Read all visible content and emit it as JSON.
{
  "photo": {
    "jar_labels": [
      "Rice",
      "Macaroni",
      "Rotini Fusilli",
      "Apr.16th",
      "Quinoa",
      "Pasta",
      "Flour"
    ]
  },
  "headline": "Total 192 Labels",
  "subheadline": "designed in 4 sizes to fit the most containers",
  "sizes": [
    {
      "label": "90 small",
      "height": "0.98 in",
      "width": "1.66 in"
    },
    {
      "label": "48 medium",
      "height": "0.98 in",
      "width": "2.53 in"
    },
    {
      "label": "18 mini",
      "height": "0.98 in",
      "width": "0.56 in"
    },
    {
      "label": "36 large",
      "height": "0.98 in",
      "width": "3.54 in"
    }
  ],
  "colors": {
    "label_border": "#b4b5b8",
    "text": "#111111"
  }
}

...

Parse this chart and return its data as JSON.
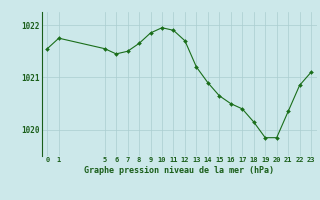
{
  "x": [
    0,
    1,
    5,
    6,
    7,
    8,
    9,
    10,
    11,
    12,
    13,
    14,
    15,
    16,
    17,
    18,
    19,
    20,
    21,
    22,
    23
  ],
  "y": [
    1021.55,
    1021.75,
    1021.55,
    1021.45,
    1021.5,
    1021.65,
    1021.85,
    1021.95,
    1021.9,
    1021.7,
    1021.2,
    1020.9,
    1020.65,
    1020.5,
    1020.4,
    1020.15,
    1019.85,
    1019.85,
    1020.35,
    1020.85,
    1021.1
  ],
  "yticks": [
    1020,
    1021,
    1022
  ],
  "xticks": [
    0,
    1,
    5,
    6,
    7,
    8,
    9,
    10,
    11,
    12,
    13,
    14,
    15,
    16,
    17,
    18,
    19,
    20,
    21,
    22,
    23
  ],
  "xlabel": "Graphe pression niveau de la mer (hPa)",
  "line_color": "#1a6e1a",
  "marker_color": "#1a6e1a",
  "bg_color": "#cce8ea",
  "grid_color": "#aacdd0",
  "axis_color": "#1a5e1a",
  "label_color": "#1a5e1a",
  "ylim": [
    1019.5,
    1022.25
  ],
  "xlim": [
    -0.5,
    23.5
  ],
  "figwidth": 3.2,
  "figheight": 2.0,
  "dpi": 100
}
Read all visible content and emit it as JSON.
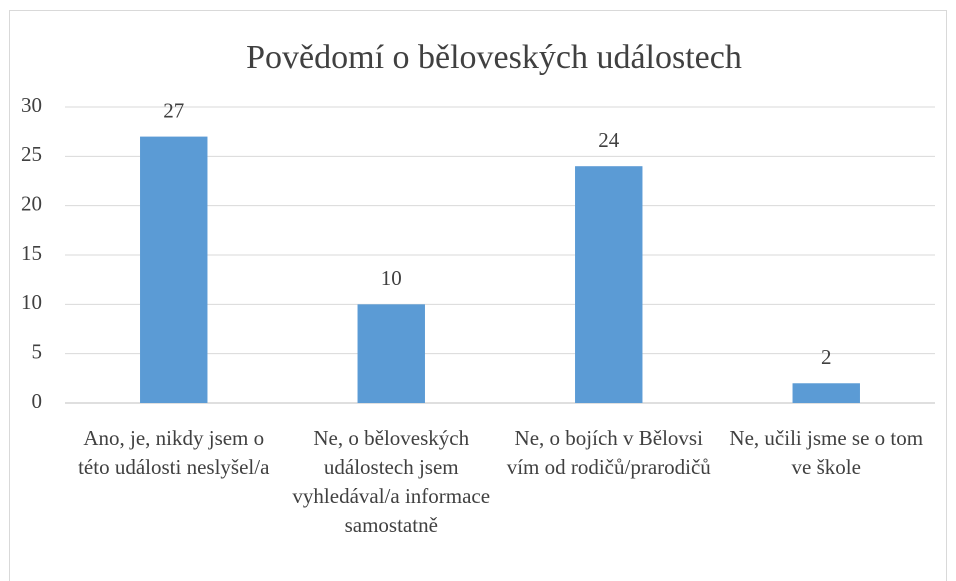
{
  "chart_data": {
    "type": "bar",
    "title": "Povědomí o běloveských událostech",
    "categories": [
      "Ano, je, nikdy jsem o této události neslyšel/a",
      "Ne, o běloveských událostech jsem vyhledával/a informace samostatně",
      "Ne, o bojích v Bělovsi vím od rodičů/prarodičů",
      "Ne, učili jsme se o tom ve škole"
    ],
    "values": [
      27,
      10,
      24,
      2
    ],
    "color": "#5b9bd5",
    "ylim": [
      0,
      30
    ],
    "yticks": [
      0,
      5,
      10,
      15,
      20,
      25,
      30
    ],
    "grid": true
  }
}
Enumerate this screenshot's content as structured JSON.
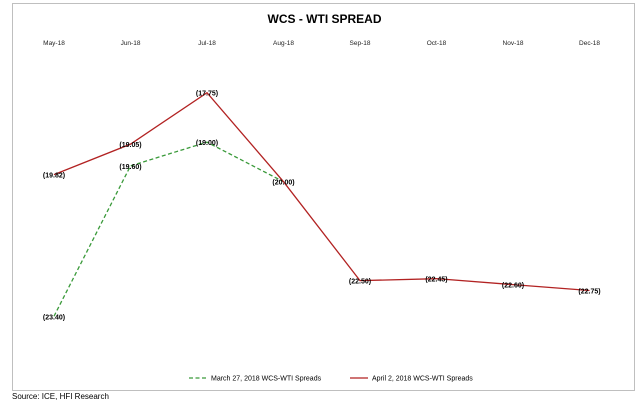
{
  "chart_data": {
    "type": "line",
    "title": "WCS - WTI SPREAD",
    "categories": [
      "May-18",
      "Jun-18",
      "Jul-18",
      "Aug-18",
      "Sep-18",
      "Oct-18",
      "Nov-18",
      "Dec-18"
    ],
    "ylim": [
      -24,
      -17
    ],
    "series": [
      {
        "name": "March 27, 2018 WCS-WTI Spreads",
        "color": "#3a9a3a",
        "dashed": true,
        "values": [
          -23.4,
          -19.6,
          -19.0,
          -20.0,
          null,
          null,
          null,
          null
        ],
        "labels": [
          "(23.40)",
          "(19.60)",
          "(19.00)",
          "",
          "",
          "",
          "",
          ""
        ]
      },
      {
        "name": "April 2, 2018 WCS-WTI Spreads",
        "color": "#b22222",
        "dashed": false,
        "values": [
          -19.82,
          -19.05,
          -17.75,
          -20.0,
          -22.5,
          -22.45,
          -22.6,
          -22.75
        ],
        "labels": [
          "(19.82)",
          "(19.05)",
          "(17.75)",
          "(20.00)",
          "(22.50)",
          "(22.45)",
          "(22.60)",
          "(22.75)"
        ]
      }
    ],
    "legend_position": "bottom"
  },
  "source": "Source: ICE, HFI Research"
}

# Requirements:
Pull out every line of the records above that contains the word "jsem".

# Result for this exercise:
      "Ano, je, nikdy jsem o této události neslyšel/a",
      "Ne, o běloveských událostech jsem vyhledával/a informace samostatně",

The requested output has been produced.